→ **Short exercise**
Repeat the lines that begin with the one containing "Find all labels, buttons, inputs, and" and end with the one containing "warning-icon xyxy=(187,264,209,289)", including both.

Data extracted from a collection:
▬▬▬▬▬▬▬▬▬▬

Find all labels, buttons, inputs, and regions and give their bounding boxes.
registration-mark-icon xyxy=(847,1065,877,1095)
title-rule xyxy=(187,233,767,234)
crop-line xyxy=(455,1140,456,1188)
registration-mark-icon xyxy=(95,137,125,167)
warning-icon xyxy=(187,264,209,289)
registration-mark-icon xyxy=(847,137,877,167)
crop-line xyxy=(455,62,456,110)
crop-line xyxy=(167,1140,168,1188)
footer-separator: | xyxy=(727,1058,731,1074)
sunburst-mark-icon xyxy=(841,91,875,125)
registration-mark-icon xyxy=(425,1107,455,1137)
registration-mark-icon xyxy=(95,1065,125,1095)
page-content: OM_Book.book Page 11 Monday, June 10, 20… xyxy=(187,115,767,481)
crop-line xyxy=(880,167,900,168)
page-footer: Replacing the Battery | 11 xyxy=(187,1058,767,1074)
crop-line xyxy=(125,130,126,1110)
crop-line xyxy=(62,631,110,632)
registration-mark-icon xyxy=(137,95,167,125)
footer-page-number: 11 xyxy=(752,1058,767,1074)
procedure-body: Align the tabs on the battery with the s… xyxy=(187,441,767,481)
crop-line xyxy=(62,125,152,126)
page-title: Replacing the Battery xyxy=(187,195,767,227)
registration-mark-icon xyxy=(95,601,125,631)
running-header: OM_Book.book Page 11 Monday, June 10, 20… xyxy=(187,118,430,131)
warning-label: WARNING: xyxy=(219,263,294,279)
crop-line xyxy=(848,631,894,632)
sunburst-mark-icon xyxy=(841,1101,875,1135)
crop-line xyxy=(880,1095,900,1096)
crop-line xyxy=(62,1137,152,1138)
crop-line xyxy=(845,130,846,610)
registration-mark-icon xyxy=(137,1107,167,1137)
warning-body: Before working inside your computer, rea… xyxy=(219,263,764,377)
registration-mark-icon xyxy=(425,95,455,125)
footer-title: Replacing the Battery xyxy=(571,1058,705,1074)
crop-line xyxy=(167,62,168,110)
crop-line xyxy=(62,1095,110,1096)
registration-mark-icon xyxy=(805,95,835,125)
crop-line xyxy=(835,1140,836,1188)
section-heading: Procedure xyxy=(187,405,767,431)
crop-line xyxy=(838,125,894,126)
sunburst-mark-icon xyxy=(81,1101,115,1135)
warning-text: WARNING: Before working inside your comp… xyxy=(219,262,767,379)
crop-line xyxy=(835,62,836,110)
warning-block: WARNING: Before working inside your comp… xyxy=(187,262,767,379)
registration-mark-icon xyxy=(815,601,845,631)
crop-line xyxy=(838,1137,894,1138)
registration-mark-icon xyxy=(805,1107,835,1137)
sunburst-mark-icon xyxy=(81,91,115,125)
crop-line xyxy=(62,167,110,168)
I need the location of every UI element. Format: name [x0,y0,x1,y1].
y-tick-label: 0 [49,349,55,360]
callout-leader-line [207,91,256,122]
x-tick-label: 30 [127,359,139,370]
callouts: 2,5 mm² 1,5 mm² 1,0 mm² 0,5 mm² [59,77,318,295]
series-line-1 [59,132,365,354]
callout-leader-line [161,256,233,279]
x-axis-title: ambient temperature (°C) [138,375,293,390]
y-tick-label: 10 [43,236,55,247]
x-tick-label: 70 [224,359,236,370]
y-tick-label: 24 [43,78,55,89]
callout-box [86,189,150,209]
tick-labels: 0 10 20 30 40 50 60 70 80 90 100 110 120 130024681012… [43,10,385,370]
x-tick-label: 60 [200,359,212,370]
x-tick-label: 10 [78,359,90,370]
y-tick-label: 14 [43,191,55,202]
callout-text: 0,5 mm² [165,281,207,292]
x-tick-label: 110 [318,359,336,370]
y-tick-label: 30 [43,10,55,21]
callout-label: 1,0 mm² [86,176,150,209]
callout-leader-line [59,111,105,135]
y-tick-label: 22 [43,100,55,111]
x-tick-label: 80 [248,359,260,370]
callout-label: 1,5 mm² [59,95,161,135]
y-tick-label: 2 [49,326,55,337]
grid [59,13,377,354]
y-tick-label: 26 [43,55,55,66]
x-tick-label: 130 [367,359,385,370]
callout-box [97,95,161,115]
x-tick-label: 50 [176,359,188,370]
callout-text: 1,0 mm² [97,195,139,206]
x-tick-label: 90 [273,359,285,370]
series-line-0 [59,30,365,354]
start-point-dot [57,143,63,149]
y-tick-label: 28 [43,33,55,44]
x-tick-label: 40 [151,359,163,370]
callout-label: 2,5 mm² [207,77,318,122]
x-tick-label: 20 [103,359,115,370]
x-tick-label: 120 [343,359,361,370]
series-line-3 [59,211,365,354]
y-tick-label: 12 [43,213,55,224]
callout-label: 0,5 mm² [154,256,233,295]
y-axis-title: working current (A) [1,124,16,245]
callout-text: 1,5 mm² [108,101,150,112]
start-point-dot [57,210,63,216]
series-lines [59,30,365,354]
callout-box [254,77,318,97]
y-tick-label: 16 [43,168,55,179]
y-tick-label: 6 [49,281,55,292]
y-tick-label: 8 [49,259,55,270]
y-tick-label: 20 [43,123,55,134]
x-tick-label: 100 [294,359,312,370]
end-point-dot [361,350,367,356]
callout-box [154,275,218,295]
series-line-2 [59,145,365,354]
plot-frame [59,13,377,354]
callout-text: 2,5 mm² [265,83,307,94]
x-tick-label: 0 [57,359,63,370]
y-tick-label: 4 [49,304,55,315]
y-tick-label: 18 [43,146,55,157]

▬▬▬▬▬▬▬▬▬▬

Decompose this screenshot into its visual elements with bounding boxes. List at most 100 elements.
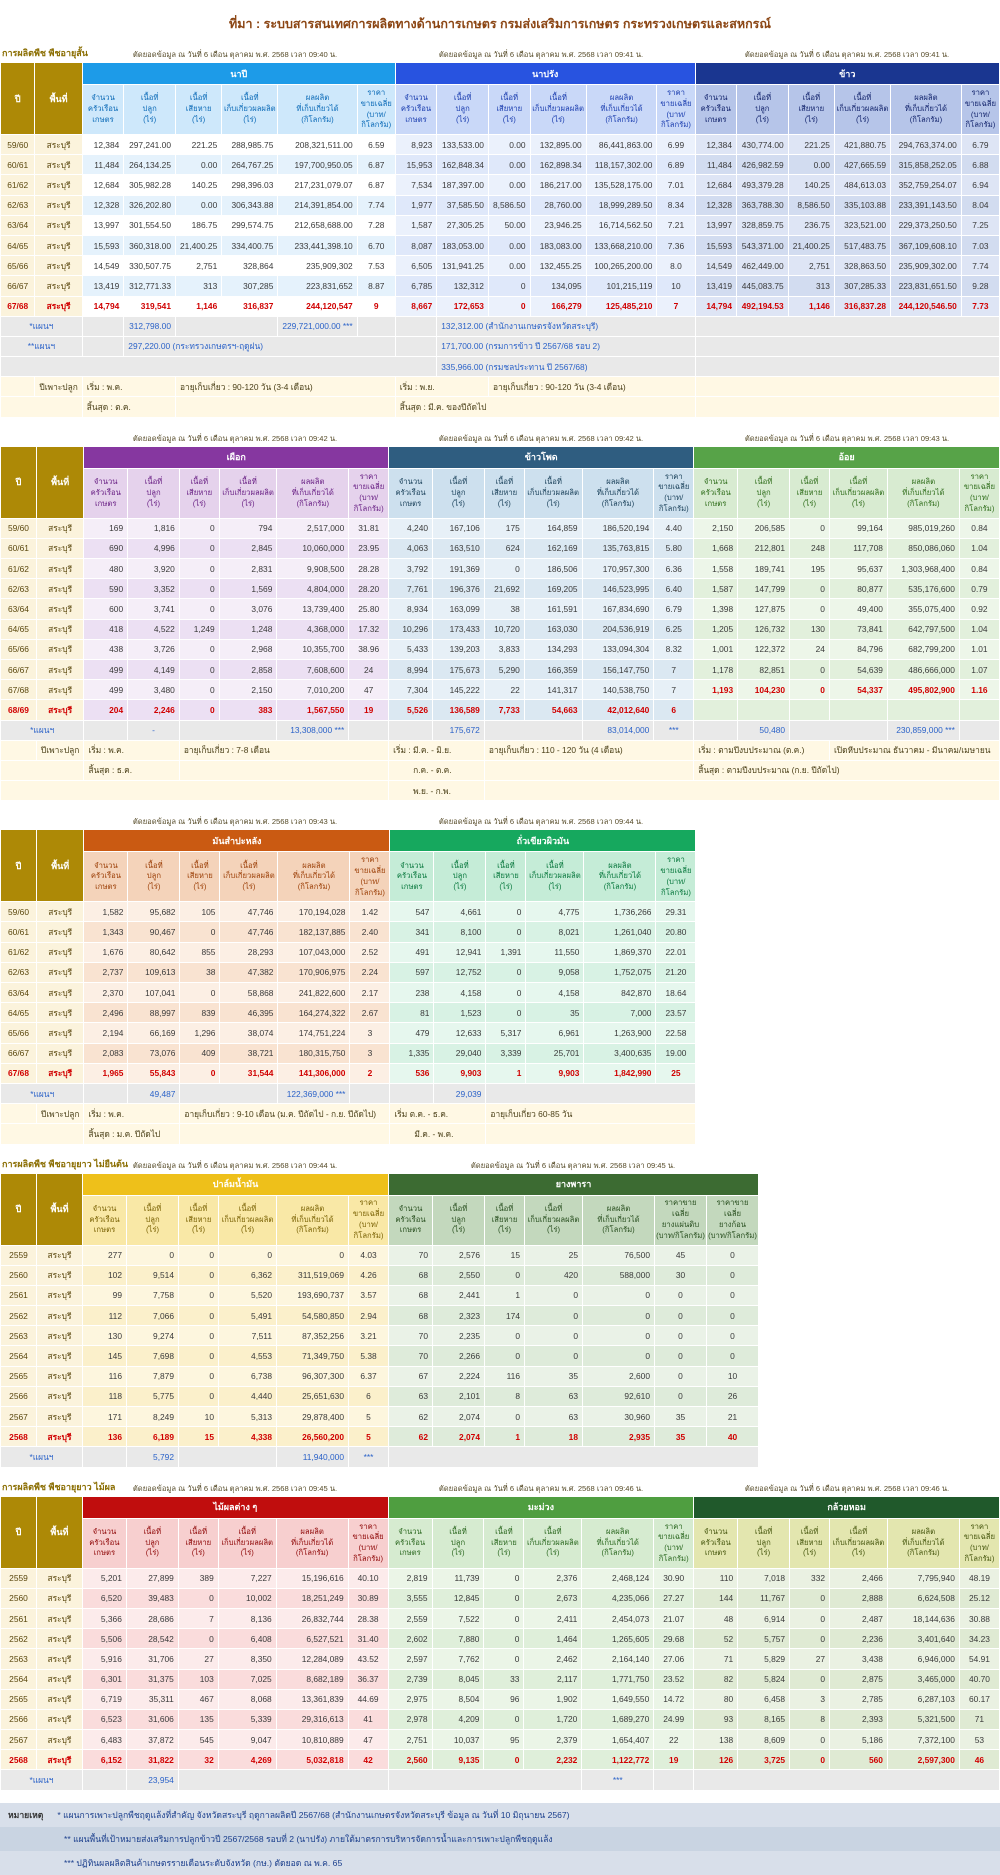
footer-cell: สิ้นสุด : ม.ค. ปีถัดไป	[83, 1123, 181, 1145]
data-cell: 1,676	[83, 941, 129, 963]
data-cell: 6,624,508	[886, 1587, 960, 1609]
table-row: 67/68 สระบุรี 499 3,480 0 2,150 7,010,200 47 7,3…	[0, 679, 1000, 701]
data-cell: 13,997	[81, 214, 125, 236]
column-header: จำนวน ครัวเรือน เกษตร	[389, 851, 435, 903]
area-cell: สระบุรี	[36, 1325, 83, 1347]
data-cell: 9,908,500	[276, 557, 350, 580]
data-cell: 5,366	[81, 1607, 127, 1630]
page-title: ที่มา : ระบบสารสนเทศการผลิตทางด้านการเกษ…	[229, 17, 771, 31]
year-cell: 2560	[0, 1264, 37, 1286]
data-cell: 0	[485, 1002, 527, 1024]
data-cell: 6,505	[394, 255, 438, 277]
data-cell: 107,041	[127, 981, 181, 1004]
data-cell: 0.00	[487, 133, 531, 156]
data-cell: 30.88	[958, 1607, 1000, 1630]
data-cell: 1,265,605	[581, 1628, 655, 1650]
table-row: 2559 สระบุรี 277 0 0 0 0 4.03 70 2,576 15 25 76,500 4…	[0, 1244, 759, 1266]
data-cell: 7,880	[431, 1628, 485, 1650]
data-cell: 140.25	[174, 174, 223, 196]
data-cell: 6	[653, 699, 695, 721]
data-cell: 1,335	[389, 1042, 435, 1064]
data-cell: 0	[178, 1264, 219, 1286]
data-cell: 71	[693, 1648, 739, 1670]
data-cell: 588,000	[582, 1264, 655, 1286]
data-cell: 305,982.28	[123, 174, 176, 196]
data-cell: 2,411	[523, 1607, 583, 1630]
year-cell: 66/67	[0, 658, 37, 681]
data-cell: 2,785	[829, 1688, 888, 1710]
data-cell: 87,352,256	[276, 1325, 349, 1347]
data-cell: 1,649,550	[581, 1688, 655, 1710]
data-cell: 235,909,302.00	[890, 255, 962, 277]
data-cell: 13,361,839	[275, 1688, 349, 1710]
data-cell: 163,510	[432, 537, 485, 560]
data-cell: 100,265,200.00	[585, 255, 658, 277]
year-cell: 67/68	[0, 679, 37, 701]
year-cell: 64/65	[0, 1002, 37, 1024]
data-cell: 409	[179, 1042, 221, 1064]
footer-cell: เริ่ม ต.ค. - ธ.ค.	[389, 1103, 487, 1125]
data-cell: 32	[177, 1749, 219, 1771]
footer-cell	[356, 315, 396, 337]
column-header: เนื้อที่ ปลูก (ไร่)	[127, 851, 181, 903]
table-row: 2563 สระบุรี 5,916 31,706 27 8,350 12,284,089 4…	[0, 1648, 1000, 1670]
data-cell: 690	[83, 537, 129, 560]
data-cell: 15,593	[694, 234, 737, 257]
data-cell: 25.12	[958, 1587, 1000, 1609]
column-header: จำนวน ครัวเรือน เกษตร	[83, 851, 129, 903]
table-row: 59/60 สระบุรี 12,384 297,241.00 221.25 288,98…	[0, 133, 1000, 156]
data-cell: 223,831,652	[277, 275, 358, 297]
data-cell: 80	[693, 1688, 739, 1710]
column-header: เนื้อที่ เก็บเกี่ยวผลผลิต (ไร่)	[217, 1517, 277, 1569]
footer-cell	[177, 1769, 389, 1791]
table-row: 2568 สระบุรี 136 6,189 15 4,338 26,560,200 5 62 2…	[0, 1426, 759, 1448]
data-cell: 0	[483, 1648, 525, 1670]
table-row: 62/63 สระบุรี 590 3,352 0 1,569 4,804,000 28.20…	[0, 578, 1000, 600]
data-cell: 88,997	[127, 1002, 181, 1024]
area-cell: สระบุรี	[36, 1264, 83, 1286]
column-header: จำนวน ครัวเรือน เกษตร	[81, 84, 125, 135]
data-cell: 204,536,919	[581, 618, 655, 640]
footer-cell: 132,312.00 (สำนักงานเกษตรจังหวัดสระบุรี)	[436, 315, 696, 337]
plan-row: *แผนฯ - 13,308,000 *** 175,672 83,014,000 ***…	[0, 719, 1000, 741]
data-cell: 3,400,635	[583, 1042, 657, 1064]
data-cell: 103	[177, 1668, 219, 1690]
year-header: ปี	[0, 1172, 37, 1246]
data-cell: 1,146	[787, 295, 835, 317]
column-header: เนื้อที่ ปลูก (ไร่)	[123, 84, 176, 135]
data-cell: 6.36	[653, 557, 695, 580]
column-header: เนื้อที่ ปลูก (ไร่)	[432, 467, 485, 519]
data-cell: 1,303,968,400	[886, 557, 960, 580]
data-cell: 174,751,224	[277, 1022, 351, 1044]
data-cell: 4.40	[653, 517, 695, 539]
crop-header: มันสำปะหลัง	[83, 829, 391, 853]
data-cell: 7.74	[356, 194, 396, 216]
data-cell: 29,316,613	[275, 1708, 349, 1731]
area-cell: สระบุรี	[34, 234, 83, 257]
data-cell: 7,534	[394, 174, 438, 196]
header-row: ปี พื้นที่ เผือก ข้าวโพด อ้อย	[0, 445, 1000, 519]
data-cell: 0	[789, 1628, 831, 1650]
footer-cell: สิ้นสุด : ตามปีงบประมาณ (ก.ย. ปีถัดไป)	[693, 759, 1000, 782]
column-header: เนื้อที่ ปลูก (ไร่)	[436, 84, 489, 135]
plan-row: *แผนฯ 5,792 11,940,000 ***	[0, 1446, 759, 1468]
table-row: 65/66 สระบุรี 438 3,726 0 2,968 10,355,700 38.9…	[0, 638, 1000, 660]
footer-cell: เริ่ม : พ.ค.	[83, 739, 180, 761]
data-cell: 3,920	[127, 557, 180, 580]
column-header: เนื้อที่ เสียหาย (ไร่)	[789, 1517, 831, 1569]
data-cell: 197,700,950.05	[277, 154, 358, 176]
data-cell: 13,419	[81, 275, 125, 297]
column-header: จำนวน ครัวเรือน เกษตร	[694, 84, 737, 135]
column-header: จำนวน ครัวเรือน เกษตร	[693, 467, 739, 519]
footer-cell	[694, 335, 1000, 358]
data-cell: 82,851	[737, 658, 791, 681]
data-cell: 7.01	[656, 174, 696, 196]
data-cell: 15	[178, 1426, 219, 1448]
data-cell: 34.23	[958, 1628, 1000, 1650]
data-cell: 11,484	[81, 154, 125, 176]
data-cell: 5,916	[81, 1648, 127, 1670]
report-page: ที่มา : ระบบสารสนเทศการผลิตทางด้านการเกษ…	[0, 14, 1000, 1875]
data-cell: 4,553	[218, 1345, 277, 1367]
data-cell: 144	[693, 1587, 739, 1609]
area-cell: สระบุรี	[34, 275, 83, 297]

▬▬▬▬▬▬▬▬▬▬

→ **Complete response**
Find all labels, buttons, inputs, and regions and give their bounding boxes.
registration-mark-icon xyxy=(847,1065,877,1095)
title-rule xyxy=(187,233,767,234)
crop-line xyxy=(455,1140,456,1188)
registration-mark-icon xyxy=(95,137,125,167)
warning-icon xyxy=(187,264,209,289)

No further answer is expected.